▸ YOUR GOAL
Among the lines of this listing, determine how many contain the string "Marjo". Answer with the number only.

▸ LISTED ENTRIES
★ ★ ★ ★ ★

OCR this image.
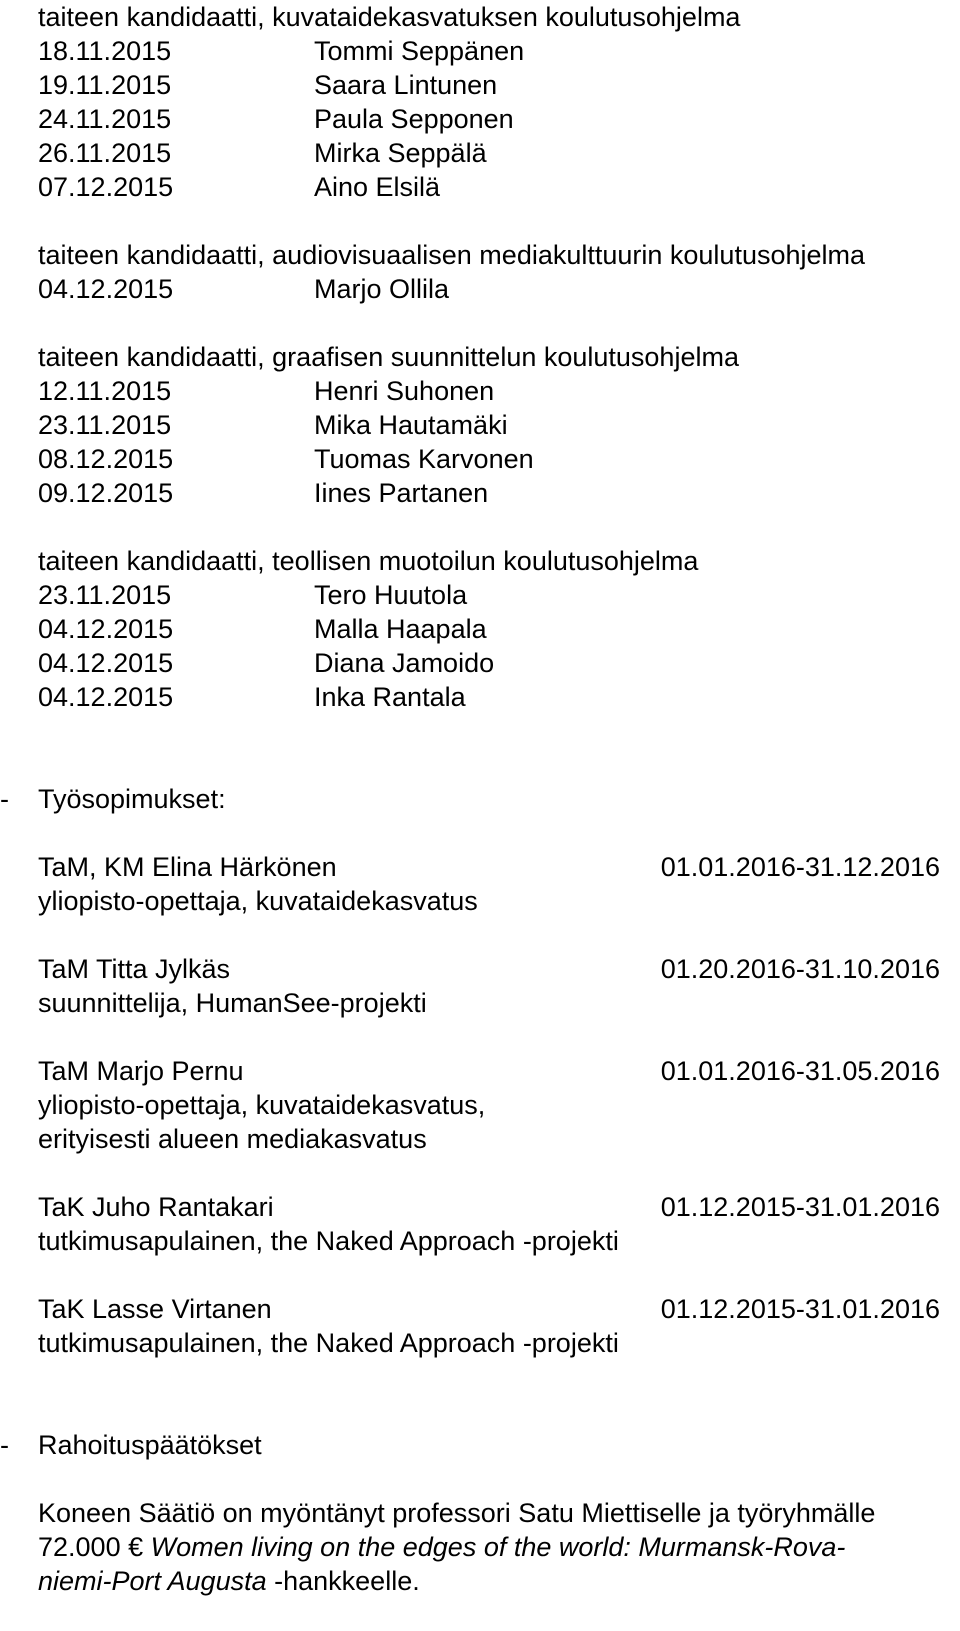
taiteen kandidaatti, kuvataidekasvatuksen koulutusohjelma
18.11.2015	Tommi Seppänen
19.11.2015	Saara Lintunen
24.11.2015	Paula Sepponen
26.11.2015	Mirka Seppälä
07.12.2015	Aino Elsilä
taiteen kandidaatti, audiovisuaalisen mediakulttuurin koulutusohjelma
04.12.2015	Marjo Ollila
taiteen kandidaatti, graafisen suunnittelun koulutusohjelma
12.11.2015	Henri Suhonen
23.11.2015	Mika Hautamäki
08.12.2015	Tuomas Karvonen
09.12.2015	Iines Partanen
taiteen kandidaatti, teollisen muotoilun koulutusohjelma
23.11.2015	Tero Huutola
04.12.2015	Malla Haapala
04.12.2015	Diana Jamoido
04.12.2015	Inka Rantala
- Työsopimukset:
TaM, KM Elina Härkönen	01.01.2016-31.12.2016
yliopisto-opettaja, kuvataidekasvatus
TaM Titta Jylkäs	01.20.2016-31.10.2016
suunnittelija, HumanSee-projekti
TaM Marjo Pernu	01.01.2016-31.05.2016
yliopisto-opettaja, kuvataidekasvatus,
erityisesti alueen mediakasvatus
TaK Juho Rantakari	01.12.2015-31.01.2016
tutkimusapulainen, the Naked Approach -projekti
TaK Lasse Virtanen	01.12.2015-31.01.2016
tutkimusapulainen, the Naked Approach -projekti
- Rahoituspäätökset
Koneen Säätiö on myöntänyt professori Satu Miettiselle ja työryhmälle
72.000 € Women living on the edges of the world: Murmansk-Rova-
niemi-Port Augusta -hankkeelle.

★ ★ ★ ★ ★

▸ PROBLEM SOLUTION
2